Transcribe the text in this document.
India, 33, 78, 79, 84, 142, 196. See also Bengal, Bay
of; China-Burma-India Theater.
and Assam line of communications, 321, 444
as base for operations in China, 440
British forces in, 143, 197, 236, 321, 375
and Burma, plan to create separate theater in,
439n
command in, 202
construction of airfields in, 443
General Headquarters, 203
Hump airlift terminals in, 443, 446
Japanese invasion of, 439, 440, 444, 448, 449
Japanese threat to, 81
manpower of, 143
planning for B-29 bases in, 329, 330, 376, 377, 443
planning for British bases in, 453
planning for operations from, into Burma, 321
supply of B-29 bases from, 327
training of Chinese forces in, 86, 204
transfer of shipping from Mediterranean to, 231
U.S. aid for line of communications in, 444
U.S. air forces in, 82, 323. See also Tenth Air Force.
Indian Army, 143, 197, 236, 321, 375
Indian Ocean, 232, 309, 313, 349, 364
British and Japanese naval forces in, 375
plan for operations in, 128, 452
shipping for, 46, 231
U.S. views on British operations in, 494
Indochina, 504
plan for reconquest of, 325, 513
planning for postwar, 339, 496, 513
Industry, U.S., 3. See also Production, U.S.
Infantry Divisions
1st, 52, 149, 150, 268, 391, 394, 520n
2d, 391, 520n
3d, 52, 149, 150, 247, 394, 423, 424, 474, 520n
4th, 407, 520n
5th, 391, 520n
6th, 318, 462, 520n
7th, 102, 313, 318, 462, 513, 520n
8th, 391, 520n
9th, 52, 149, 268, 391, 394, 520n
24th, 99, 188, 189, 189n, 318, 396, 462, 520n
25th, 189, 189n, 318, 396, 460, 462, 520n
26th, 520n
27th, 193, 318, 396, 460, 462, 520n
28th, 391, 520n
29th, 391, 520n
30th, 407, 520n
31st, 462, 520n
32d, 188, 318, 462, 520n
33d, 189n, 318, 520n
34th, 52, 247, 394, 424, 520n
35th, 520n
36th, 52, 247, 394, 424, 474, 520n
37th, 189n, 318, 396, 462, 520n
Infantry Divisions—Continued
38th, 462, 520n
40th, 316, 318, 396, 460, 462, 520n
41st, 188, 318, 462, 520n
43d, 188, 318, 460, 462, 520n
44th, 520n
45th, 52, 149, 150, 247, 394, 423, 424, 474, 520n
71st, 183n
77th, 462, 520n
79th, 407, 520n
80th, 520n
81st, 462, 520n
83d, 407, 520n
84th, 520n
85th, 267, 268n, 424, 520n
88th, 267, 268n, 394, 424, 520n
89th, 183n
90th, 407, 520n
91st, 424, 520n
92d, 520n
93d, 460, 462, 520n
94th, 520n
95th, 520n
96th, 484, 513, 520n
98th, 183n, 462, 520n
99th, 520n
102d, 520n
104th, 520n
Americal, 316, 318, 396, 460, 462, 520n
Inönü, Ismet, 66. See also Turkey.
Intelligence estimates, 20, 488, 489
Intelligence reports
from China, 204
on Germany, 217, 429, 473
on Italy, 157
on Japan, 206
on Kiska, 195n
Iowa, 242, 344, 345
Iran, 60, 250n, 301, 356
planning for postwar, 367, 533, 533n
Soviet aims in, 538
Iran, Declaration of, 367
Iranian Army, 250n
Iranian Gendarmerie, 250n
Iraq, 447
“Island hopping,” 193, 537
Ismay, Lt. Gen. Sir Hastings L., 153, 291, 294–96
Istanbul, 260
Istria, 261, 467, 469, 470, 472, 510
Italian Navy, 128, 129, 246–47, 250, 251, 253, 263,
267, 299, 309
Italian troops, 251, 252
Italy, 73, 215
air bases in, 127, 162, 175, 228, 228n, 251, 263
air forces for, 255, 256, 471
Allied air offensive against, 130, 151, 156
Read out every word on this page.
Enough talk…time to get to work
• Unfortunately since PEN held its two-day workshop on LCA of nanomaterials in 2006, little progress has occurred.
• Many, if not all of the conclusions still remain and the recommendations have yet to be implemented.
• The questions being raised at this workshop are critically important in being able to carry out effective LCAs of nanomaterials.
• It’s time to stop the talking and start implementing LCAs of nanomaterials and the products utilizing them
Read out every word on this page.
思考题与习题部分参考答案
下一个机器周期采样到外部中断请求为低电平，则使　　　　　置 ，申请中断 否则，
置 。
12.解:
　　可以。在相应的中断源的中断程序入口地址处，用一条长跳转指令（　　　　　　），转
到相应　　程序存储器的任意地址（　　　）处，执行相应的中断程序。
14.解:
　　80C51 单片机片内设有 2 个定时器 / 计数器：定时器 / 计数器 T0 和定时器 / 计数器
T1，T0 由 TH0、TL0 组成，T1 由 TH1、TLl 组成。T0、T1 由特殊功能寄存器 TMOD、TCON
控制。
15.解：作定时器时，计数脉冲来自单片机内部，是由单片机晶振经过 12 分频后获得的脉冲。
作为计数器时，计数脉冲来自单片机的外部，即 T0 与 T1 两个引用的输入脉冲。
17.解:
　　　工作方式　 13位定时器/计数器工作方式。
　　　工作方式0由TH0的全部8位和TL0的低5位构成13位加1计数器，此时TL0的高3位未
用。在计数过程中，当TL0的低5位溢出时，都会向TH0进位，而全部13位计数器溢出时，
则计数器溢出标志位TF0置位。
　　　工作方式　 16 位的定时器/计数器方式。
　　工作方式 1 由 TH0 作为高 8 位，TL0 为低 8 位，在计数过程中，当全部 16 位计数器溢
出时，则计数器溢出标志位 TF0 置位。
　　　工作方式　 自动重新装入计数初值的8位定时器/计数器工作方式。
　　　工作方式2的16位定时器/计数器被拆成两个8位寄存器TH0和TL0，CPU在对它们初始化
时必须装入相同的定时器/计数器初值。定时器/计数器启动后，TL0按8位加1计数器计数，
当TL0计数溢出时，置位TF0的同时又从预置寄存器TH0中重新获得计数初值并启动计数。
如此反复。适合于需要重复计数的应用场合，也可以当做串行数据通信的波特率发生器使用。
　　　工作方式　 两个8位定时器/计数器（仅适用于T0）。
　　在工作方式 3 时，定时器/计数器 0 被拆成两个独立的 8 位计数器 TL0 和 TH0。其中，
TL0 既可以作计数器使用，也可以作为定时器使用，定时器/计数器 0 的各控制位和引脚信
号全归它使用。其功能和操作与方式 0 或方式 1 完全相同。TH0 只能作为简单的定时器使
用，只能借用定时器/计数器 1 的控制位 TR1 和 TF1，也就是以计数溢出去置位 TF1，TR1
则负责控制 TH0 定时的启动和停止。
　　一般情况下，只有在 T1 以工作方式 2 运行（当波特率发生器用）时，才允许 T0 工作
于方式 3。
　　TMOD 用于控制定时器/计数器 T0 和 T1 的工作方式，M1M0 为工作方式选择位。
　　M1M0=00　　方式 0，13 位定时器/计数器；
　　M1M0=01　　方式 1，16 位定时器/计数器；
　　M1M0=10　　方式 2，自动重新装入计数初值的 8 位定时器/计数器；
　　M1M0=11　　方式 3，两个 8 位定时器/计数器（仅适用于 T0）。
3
————————
§ **CHALLENGE**
Find every line that holds "British" and copy it.

§ **RESULT**
British forces in, 143, 197, 236, 321, 375
planning for British bases in, 453
British and Japanese naval forces in, 375
U.S. views on British operations in, 494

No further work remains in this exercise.